Stated exercise:
Output the full listing word for word.
BEGIN Data shown
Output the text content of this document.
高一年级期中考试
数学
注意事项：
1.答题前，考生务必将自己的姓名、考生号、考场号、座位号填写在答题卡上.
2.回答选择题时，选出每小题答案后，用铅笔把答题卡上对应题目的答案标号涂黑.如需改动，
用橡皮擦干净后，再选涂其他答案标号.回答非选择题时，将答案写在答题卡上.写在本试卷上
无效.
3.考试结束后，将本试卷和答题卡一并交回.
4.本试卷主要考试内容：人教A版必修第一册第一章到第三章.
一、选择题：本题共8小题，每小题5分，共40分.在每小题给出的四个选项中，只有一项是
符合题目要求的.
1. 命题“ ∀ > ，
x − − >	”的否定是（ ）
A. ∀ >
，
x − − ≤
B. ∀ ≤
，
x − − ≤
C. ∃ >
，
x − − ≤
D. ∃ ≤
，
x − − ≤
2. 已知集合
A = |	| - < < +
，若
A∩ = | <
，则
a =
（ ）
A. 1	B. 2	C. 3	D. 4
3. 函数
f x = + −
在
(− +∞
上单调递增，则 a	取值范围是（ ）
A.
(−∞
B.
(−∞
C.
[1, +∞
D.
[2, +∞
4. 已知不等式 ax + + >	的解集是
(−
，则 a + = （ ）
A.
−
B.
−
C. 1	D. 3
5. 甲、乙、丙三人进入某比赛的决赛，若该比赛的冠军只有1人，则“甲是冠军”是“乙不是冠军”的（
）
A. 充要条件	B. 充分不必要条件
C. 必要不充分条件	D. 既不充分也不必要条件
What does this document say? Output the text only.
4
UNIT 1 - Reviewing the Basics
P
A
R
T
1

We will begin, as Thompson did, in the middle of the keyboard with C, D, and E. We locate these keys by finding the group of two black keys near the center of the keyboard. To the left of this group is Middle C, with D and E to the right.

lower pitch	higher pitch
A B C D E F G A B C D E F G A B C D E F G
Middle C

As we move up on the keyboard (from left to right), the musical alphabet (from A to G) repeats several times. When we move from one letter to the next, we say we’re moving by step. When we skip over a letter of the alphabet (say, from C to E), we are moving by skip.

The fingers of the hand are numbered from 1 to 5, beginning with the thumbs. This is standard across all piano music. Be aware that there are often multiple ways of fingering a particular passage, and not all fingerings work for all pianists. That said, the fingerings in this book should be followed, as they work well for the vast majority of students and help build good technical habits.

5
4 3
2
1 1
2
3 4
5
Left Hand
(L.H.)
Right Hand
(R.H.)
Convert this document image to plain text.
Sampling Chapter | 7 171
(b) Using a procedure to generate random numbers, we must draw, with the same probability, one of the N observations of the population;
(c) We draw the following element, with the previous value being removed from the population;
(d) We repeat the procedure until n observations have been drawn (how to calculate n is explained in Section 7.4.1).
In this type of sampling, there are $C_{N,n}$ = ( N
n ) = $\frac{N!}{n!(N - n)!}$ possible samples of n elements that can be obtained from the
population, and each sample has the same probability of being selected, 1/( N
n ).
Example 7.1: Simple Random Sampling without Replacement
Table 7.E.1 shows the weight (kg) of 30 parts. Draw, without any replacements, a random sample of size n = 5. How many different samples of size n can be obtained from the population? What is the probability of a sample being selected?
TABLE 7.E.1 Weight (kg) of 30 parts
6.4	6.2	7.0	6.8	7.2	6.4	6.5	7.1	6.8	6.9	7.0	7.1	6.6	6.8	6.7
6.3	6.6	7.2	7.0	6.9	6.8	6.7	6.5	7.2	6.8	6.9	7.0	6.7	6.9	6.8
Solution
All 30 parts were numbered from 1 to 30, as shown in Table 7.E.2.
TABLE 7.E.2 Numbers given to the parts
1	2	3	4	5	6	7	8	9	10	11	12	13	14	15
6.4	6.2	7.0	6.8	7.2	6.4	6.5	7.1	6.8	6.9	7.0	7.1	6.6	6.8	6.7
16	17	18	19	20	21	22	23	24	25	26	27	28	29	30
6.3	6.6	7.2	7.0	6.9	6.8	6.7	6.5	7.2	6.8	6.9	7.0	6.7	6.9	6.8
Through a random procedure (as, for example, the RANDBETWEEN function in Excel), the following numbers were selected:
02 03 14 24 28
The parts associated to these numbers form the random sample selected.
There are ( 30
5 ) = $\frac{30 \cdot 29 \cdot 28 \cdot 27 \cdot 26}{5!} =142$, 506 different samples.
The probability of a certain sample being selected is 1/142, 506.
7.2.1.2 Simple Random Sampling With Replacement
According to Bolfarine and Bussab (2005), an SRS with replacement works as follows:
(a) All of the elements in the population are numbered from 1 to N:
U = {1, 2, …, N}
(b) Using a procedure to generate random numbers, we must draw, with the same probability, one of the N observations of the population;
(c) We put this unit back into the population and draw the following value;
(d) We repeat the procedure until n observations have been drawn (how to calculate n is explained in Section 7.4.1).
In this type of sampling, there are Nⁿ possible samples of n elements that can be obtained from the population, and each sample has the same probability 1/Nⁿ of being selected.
END Data shown
Finished exercise:
Output the text content of this document.
高一年级期中考试
数学
注意事项：
1.答题前，考生务必将自己的姓名、考生号、考场号、座位号填写在答题卡上.
2.回答选择题时，选出每小题答案后，用铅笔把答题卡上对应题目的答案标号涂黑.如需改动，
用橡皮擦干净后，再选涂其他答案标号.回答非选择题时，将答案写在答题卡上.写在本试卷上
无效.
3.考试结束后，将本试卷和答题卡一并交回.
4.本试卷主要考试内容：人教A版必修第一册第一章到第三章.
一、选择题：本题共8小题，每小题5分，共40分.在每小题给出的四个选项中，只有一项是
符合题目要求的.
1. 命题“ ∀ > ，
x − − >	”的否定是（ ）
A. ∀ >
，
x − − ≤
B. ∀ ≤
，
x − − ≤
C. ∃ >
，
x − − ≤
D. ∃ ≤
，
x − − ≤
2. 已知集合
A = |	| - < < +
，若
A∩ = | <
，则
a =
（ ）
A. 1	B. 2	C. 3	D. 4
3. 函数
f x = + −
在
(− +∞
上单调递增，则 a	取值范围是（ ）
A.
(−∞
B.
(−∞
C.
[1, +∞
D.
[2, +∞
4. 已知不等式 ax + + >	的解集是
(−
，则 a + = （ ）
A.
−
B.
−
C. 1	D. 3
5. 甲、乙、丙三人进入某比赛的决赛，若该比赛的冠军只有1人，则“甲是冠军”是“乙不是冠军”的（
）
A. 充要条件	B. 充分不必要条件
C. 必要不充分条件	D. 既不充分也不必要条件
What does this document say? Output the text only.
4
UNIT 1 - Reviewing the Basics
P
A
R
T
1

We will begin, as Thompson did, in the middle of the keyboard with C, D, and E. We locate these keys by finding the group of two black keys near the center of the keyboard. To the left of this group is Middle C, with D and E to the right.

lower pitch	higher pitch
A B C D E F G A B C D E F G A B C D E F G
Middle C

As we move up on the keyboard (from left to right), the musical alphabet (from A to G) repeats several times. When we move from one letter to the next, we say we’re moving by step. When we skip over a letter of the alphabet (say, from C to E), we are moving by skip.

The fingers of the hand are numbered from 1 to 5, beginning with the thumbs. This is standard across all piano music. Be aware that there are often multiple ways of fingering a particular passage, and not all fingerings work for all pianists. That said, the fingerings in this book should be followed, as they work well for the vast majority of students and help build good technical habits.

5
4 3
2
1 1
2
3 4
5
Left Hand
(L.H.)
Right Hand
(R.H.)
Convert this document image to plain text.
Sampling Chapter | 7 171
(b) Using a procedure to generate random numbers, we must draw, with the same probability, one of the N observations of the population;
(c) We draw the following element, with the previous value being removed from the population;
(d) We repeat the procedure until n observations have been drawn (how to calculate n is explained in Section 7.4.1).
In this type of sampling, there are $C_{N,n}$ = ( N
n ) = $\frac{N!}{n!(N - n)!}$ possible samples of n elements that can be obtained from the
population, and each sample has the same probability of being selected, 1/( N
n ).
Example 7.1: Simple Random Sampling without Replacement
Table 7.E.1 shows the weight (kg) of 30 parts. Draw, without any replacements, a random sample of size n = 5. How many different samples of size n can be obtained from the population? What is the probability of a sample being selected?
TABLE 7.E.1 Weight (kg) of 30 parts
6.4	6.2	7.0	6.8	7.2	6.4	6.5	7.1	6.8	6.9	7.0	7.1	6.6	6.8	6.7
6.3	6.6	7.2	7.0	6.9	6.8	6.7	6.5	7.2	6.8	6.9	7.0	6.7	6.9	6.8
Solution
All 30 parts were numbered from 1 to 30, as shown in Table 7.E.2.
TABLE 7.E.2 Numbers given to the parts
1	2	3	4	5	6	7	8	9	10	11	12	13	14	15
6.4	6.2	7.0	6.8	7.2	6.4	6.5	7.1	6.8	6.9	7.0	7.1	6.6	6.8	6.7
16	17	18	19	20	21	22	23	24	25	26	27	28	29	30
6.3	6.6	7.2	7.0	6.9	6.8	6.7	6.5	7.2	6.8	6.9	7.0	6.7	6.9	6.8
Through a random procedure (as, for example, the RANDBETWEEN function in Excel), the following numbers were selected:
02 03 14 24 28
The parts associated to these numbers form the random sample selected.
There are ( 30
5 ) = $\frac{30 \cdot 29 \cdot 28 \cdot 27 \cdot 26}{5!} =142$, 506 different samples.
The probability of a certain sample being selected is 1/142, 506.
7.2.1.2 Simple Random Sampling With Replacement
According to Bolfarine and Bussab (2005), an SRS with replacement works as follows:
(a) All of the elements in the population are numbered from 1 to N:
U = {1, 2, …, N}
(b) Using a procedure to generate random numbers, we must draw, with the same probability, one of the N observations of the population;
(c) We put this unit back into the population and draw the following value;
(d) We repeat the procedure until n observations have been drawn (how to calculate n is explained in Section 7.4.1).
In this type of sampling, there are Nⁿ possible samples of n elements that can be obtained from the population, and each sample has the same probability 1/Nⁿ of being selected.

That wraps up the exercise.